[EXERCISE DESCRIPTION]
Extract each line bearing the word "none".

(Stored data entries)
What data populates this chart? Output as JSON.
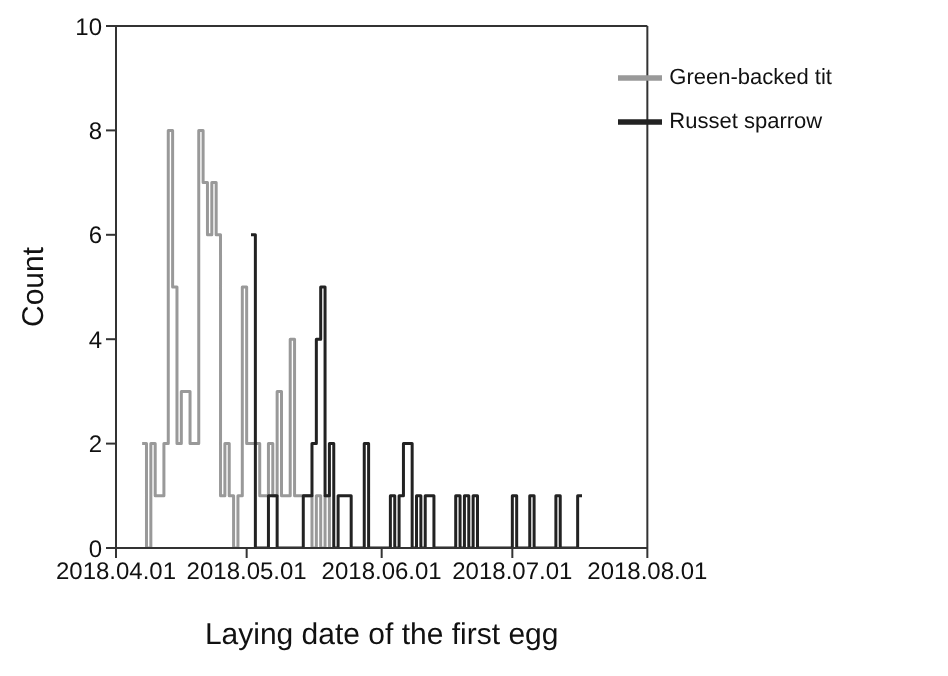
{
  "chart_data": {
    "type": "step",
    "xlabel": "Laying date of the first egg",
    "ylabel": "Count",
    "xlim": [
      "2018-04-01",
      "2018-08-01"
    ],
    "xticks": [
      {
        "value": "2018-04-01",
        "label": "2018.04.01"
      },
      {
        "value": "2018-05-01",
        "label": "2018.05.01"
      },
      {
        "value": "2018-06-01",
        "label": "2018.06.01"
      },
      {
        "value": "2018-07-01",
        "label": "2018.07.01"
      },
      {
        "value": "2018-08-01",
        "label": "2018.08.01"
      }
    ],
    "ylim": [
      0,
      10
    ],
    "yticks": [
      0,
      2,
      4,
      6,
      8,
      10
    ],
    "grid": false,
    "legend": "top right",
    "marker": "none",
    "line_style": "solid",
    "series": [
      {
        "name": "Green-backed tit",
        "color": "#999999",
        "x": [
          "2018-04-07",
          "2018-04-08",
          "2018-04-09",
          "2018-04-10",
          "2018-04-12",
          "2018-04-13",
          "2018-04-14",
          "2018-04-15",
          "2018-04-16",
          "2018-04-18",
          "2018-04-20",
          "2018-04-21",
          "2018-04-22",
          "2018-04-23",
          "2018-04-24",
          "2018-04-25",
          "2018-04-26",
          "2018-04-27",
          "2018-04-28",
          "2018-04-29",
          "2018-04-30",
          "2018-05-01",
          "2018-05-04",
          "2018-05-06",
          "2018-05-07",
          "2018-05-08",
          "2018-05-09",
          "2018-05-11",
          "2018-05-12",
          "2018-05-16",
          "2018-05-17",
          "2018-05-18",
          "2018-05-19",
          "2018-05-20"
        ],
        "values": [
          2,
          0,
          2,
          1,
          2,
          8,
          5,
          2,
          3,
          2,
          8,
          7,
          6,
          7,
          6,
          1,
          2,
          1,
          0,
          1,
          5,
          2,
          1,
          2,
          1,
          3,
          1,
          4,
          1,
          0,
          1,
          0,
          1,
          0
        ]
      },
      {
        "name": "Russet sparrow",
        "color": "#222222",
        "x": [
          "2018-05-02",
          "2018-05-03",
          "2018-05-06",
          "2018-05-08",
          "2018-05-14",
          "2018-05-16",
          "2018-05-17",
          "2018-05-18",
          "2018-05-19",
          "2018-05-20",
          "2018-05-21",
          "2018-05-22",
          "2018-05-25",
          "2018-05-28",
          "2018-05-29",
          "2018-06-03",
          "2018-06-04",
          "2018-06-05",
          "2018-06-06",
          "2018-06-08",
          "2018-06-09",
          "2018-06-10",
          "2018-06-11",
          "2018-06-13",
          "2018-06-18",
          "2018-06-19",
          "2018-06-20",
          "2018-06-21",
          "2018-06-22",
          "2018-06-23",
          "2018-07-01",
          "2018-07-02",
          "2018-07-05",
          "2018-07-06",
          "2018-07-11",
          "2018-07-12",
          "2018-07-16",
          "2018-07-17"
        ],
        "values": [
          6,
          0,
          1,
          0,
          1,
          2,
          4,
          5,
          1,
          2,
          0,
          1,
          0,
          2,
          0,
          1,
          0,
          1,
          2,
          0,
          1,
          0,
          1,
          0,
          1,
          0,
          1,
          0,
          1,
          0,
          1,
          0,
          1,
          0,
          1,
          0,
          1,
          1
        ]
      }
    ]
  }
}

...

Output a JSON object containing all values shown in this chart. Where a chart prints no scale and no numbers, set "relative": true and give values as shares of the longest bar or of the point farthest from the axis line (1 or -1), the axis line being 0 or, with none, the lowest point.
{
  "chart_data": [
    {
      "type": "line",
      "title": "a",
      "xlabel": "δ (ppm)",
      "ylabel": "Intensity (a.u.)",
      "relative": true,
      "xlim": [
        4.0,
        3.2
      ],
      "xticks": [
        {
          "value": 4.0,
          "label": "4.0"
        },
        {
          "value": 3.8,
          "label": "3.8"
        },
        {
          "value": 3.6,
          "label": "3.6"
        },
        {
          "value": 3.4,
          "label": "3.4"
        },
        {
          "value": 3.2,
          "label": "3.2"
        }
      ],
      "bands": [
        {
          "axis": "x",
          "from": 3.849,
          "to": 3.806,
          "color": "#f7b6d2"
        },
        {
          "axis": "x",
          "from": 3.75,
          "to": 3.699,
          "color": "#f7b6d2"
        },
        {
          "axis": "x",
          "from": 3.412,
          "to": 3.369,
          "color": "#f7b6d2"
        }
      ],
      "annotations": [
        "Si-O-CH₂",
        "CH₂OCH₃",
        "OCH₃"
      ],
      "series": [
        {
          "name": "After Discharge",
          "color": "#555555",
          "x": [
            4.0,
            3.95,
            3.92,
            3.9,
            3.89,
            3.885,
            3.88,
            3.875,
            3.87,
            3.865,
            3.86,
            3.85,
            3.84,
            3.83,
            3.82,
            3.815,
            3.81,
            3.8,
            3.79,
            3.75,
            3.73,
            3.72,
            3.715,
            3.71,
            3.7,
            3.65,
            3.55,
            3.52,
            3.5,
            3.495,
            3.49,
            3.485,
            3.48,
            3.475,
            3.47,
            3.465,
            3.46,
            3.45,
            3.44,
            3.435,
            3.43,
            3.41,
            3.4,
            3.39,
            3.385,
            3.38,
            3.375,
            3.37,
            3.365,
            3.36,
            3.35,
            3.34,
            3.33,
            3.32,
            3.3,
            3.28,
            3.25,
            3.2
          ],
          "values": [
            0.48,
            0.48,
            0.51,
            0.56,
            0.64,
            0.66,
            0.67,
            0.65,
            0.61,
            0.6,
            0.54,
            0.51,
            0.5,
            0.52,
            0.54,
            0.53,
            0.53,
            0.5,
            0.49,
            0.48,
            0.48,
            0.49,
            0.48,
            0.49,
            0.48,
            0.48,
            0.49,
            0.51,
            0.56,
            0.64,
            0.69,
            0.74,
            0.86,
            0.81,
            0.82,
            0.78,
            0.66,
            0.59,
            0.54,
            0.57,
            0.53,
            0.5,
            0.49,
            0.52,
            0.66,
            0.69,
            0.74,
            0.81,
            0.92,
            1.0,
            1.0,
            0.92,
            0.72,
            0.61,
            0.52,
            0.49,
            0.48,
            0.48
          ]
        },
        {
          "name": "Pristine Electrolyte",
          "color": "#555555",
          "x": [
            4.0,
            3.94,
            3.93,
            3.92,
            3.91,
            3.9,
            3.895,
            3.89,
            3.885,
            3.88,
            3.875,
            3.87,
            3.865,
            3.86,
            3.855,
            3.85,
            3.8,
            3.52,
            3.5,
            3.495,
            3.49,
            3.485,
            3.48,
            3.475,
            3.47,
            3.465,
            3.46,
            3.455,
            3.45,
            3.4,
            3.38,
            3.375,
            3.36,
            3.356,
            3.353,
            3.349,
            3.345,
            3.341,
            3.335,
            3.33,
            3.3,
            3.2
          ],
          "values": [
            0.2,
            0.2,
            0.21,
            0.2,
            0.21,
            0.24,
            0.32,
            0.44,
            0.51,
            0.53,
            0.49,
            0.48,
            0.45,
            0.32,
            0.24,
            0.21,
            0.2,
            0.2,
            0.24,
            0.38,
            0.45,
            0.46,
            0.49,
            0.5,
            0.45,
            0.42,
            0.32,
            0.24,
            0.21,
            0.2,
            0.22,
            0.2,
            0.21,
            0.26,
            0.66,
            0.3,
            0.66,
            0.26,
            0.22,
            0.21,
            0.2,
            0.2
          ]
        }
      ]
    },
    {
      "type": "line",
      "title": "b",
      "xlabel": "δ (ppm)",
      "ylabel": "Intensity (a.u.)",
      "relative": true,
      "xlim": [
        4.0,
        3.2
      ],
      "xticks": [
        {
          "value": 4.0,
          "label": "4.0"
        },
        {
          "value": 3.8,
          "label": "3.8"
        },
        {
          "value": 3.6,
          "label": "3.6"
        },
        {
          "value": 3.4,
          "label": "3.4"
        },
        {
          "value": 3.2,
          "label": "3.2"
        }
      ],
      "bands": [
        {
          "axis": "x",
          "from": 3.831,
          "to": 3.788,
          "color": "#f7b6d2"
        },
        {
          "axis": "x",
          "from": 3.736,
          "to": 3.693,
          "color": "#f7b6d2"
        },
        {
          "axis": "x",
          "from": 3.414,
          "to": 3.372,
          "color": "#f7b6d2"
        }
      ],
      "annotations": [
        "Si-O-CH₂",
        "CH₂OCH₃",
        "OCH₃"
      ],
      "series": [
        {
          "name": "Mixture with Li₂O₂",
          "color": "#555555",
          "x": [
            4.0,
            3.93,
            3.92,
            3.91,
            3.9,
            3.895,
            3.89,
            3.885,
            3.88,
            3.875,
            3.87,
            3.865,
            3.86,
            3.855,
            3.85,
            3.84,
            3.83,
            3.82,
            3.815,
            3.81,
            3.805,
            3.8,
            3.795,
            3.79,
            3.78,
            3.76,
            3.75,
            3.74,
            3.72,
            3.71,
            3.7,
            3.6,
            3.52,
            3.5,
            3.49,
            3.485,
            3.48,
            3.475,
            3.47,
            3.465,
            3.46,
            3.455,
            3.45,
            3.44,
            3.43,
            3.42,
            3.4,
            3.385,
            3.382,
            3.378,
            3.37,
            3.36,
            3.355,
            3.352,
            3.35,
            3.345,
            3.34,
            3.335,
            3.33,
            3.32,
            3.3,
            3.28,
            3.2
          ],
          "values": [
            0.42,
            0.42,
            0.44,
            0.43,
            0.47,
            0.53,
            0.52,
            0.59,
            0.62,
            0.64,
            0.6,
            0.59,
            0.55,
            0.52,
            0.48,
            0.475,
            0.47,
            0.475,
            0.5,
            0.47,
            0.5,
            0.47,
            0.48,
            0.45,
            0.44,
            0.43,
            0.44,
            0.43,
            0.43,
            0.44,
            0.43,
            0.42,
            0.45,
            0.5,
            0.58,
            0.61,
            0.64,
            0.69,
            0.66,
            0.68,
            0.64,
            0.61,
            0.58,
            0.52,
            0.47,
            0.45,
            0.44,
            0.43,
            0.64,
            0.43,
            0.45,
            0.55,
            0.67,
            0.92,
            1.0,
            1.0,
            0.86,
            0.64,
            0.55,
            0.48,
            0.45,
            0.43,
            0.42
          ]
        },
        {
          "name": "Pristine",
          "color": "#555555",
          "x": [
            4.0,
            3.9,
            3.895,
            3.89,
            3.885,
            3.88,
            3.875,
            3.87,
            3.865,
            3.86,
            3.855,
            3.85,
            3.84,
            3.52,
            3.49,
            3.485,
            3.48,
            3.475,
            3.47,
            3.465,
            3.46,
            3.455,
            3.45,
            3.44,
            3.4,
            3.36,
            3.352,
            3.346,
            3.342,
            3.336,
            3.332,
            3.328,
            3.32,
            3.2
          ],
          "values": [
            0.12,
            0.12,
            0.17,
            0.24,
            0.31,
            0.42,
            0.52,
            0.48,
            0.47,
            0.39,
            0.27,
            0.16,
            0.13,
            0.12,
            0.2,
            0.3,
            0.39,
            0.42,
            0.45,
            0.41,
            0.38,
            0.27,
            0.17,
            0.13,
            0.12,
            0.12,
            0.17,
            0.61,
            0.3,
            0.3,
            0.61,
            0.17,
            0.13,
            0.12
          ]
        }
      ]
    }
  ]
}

[CORRECT RESULT]
    "marker": "none",
Output a JSON object containing all values shown in this chart. Where a chart prints no scale and no numbers, set "relative": true and give values as shares of the longest bar or of the point farthest from the axis line (1 or -1), the axis line being 0 or, with none, the lowest point.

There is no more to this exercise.